Copy the full set of lines exactly as given.

## begin Material provided

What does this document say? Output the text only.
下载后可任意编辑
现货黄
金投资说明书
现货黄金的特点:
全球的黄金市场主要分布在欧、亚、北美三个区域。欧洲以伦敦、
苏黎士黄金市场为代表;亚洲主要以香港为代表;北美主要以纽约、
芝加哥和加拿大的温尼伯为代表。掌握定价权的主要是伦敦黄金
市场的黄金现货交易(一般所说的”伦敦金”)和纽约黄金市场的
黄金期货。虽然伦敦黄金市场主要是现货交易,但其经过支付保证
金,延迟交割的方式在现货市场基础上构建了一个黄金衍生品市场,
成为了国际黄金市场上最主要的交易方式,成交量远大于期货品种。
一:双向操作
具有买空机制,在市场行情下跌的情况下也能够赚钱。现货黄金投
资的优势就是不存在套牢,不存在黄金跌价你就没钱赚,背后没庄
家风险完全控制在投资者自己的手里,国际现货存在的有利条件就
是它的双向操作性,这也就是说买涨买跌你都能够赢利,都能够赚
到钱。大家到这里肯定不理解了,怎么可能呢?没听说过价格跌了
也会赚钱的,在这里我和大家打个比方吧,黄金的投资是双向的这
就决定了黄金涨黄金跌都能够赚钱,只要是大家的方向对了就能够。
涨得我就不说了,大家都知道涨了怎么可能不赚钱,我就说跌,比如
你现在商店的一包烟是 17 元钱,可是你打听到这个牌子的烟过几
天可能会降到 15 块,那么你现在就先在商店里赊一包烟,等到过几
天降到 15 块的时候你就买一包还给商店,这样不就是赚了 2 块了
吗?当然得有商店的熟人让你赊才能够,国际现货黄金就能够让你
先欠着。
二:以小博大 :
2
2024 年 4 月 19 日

## end Material provided

» Result below:
What does this document say? Output the text only.
下载后可任意编辑
现货黄
金投资说明书
现货黄金的特点:
全球的黄金市场主要分布在欧、亚、北美三个区域。欧洲以伦敦、
苏黎士黄金市场为代表;亚洲主要以香港为代表;北美主要以纽约、
芝加哥和加拿大的温尼伯为代表。掌握定价权的主要是伦敦黄金
市场的黄金现货交易(一般所说的”伦敦金”)和纽约黄金市场的
黄金期货。虽然伦敦黄金市场主要是现货交易,但其经过支付保证
金,延迟交割的方式在现货市场基础上构建了一个黄金衍生品市场,
成为了国际黄金市场上最主要的交易方式,成交量远大于期货品种。
一:双向操作
具有买空机制,在市场行情下跌的情况下也能够赚钱。现货黄金投
资的优势就是不存在套牢,不存在黄金跌价你就没钱赚,背后没庄
家风险完全控制在投资者自己的手里,国际现货存在的有利条件就
是它的双向操作性,这也就是说买涨买跌你都能够赢利,都能够赚
到钱。大家到这里肯定不理解了,怎么可能呢?没听说过价格跌了
也会赚钱的,在这里我和大家打个比方吧,黄金的投资是双向的这
就决定了黄金涨黄金跌都能够赚钱,只要是大家的方向对了就能够。
涨得我就不说了,大家都知道涨了怎么可能不赚钱,我就说跌,比如
你现在商店的一包烟是 17 元钱,可是你打听到这个牌子的烟过几
天可能会降到 15 块,那么你现在就先在商店里赊一包烟,等到过几
天降到 15 块的时候你就买一包还给商店,这样不就是赚了 2 块了
吗?当然得有商店的熟人让你赊才能够,国际现货黄金就能够让你
先欠着。
二:以小博大 :
2
2024 年 4 月 19 日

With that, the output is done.